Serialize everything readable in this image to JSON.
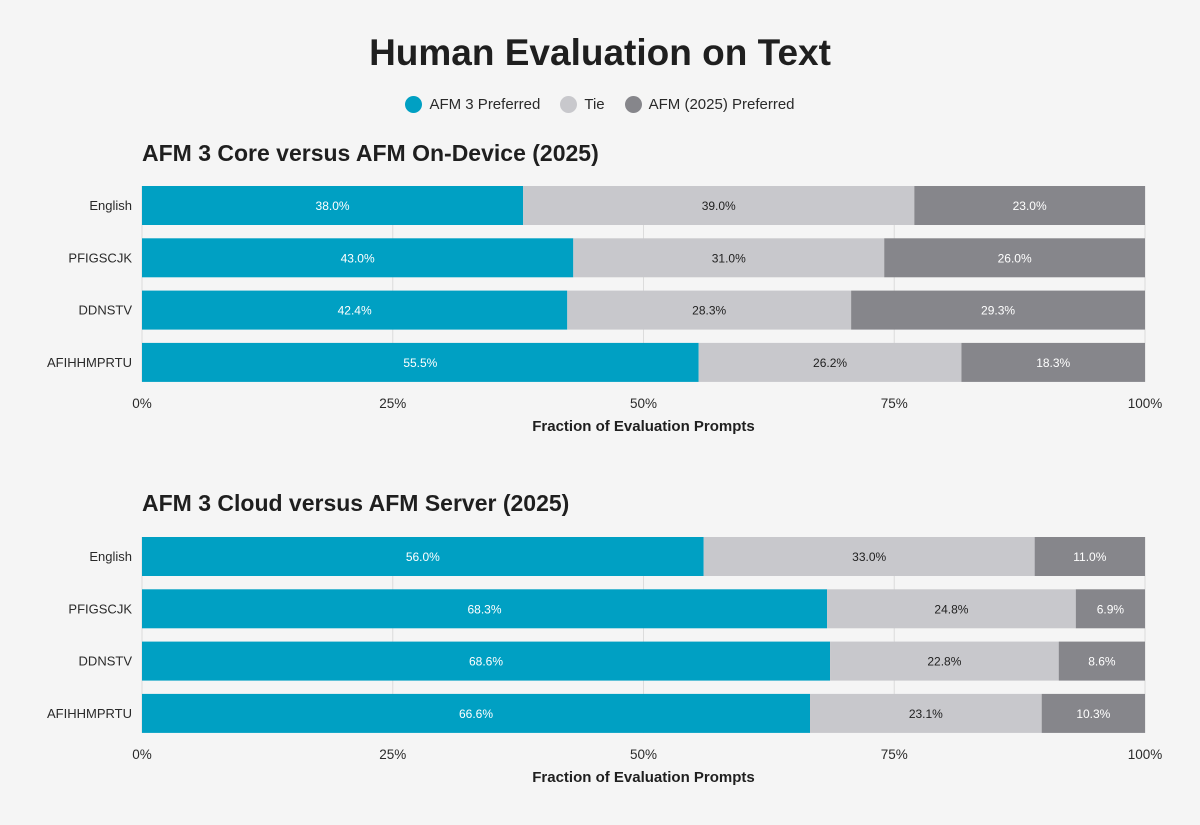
{
  "title": "Human Evaluation on Text",
  "legend": [
    {
      "label": "AFM 3 Preferred",
      "color": "#00a0c3"
    },
    {
      "label": "Tie",
      "color": "#c8c8cc"
    },
    {
      "label": "AFM (2025) Preferred",
      "color": "#86868b"
    }
  ],
  "chart_data": [
    {
      "type": "bar",
      "orientation": "horizontal",
      "stacked": true,
      "title": "AFM 3 Core versus AFM On-Device (2025)",
      "xlabel": "Fraction of Evaluation Prompts",
      "xlim": [
        0,
        100
      ],
      "xticks": [
        "0%",
        "25%",
        "50%",
        "75%",
        "100%"
      ],
      "grid": true,
      "legend": "top-center",
      "categories": [
        "English",
        "PFIGSCJK",
        "DDNSTV",
        "AFIHHMPRTU"
      ],
      "series": [
        {
          "name": "AFM 3 Preferred",
          "values": [
            38.0,
            43.0,
            42.4,
            55.5
          ],
          "labels": [
            "38.0%",
            "43.0%",
            "42.4%",
            "55.5%"
          ]
        },
        {
          "name": "Tie",
          "values": [
            39.0,
            31.0,
            28.3,
            26.2
          ],
          "labels": [
            "39.0%",
            "31.0%",
            "28.3%",
            "26.2%"
          ]
        },
        {
          "name": "AFM (2025) Preferred",
          "values": [
            23.0,
            26.0,
            29.3,
            18.3
          ],
          "labels": [
            "23.0%",
            "26.0%",
            "29.3%",
            "18.3%"
          ]
        }
      ]
    },
    {
      "type": "bar",
      "orientation": "horizontal",
      "stacked": true,
      "title": "AFM 3 Cloud versus AFM Server (2025)",
      "xlabel": "Fraction of Evaluation Prompts",
      "xlim": [
        0,
        100
      ],
      "xticks": [
        "0%",
        "25%",
        "50%",
        "75%",
        "100%"
      ],
      "grid": true,
      "legend": "top-center",
      "categories": [
        "English",
        "PFIGSCJK",
        "DDNSTV",
        "AFIHHMPRTU"
      ],
      "series": [
        {
          "name": "AFM 3 Preferred",
          "values": [
            56.0,
            68.3,
            68.6,
            66.6
          ],
          "labels": [
            "56.0%",
            "68.3%",
            "68.6%",
            "66.6%"
          ]
        },
        {
          "name": "Tie",
          "values": [
            33.0,
            24.8,
            22.8,
            23.1
          ],
          "labels": [
            "33.0%",
            "24.8%",
            "22.8%",
            "23.1%"
          ]
        },
        {
          "name": "AFM (2025) Preferred",
          "values": [
            11.0,
            6.9,
            8.6,
            10.3
          ],
          "labels": [
            "11.0%",
            "6.9%",
            "8.6%",
            "10.3%"
          ]
        }
      ]
    }
  ]
}
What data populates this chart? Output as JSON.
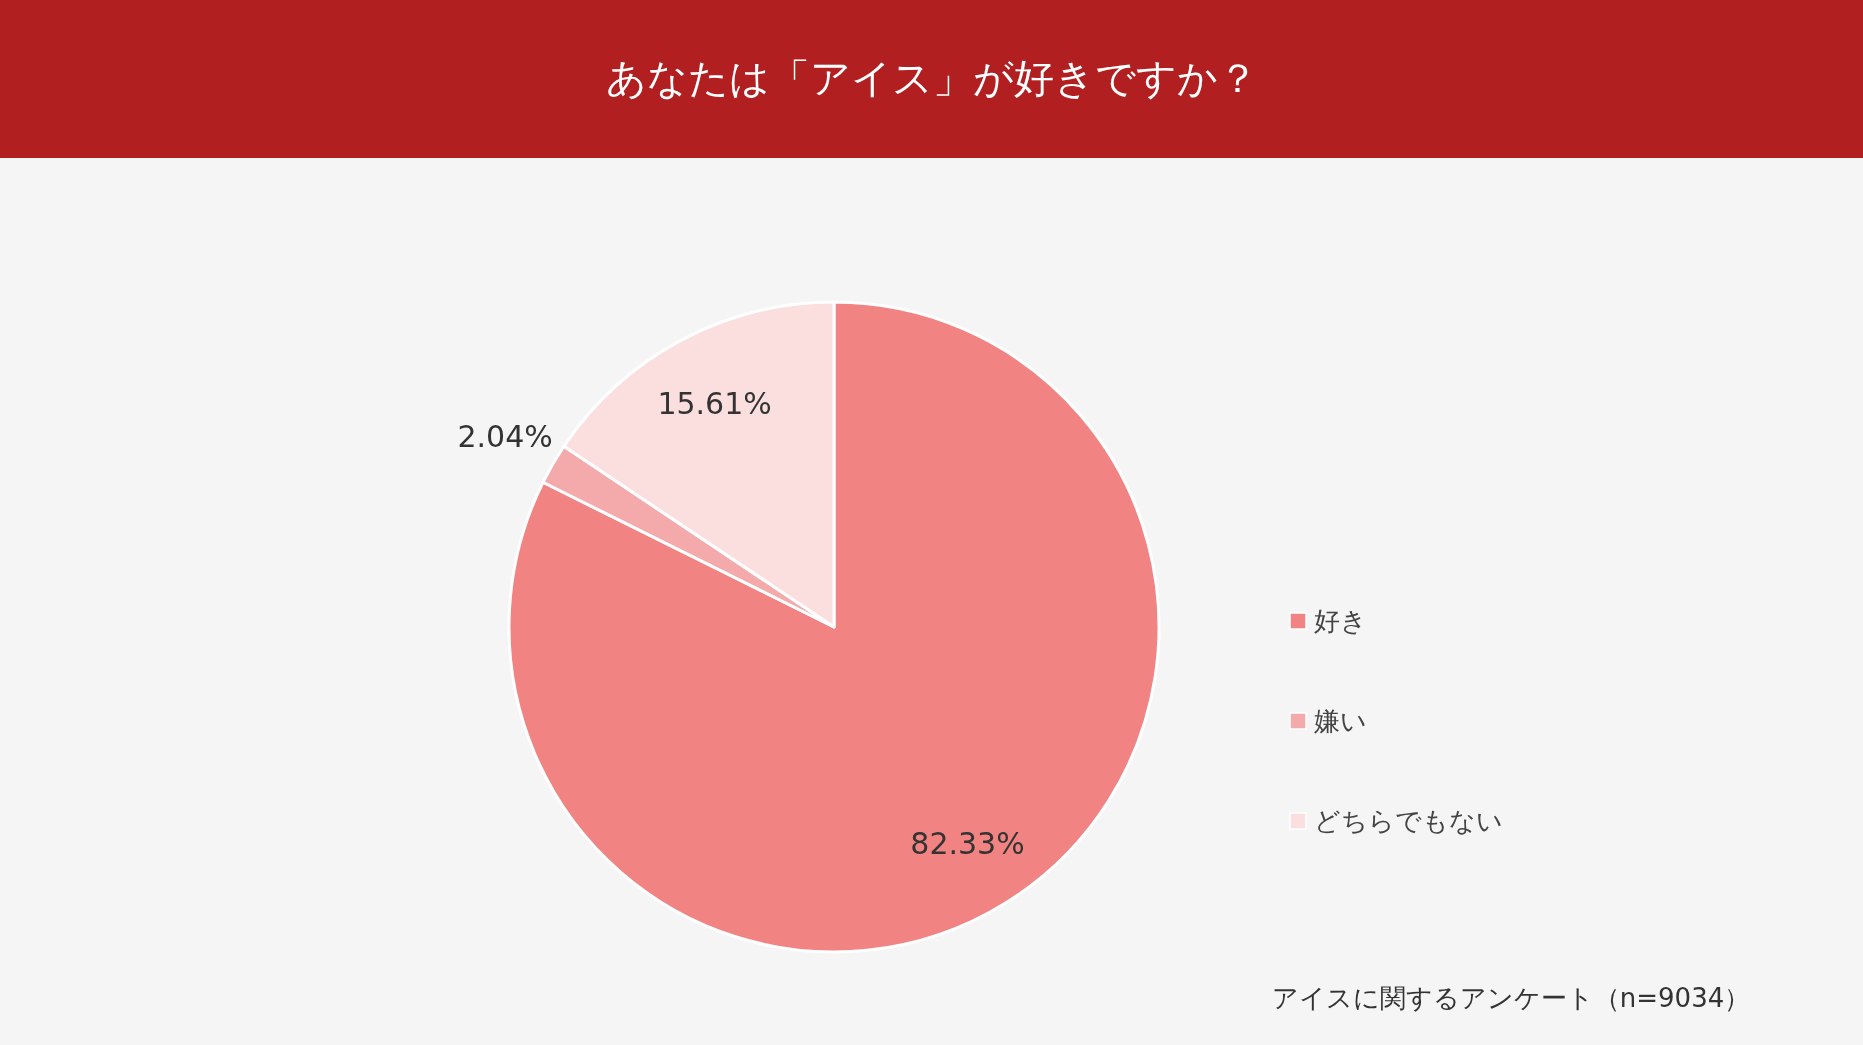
{
  "chart_data": {
    "type": "pie",
    "title": "あなたは「アイス」が好きですか？",
    "categories": [
      "好き",
      "嫌い",
      "どちらでもない"
    ],
    "values": [
      82.33,
      2.04,
      15.61
    ],
    "colors": [
      "#f18482",
      "#f4aaaa",
      "#fbdfdf"
    ],
    "value_labels": [
      "82.33%",
      "2.04%",
      "15.61%"
    ],
    "legend": "right",
    "annotations": [
      "アイスに関するアンケート（n=9034）"
    ]
  }
}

----

### WHAT IS BEING ASKED
Repeat the lines of the records verbatim, starting at the line containing "What data populates" and stopping after the final line. Images stay out.

### EXERCISE RESPONSE
What data populates this chart? Output as JSON.
{
  "chart_data": {
    "type": "pie",
    "title": "あなたは「アイス」が好きですか？",
    "categories": [
      "好き",
      "嫌い",
      "どちらでもない"
    ],
    "values": [
      82.33,
      2.04,
      15.61
    ],
    "colors": [
      "#f18482",
      "#f4aaaa",
      "#fbdfdf"
    ],
    "value_labels": [
      "82.33%",
      "2.04%",
      "15.61%"
    ],
    "legend": "right",
    "annotations": [
      "アイスに関するアンケート（n=9034）"
    ]
  }
}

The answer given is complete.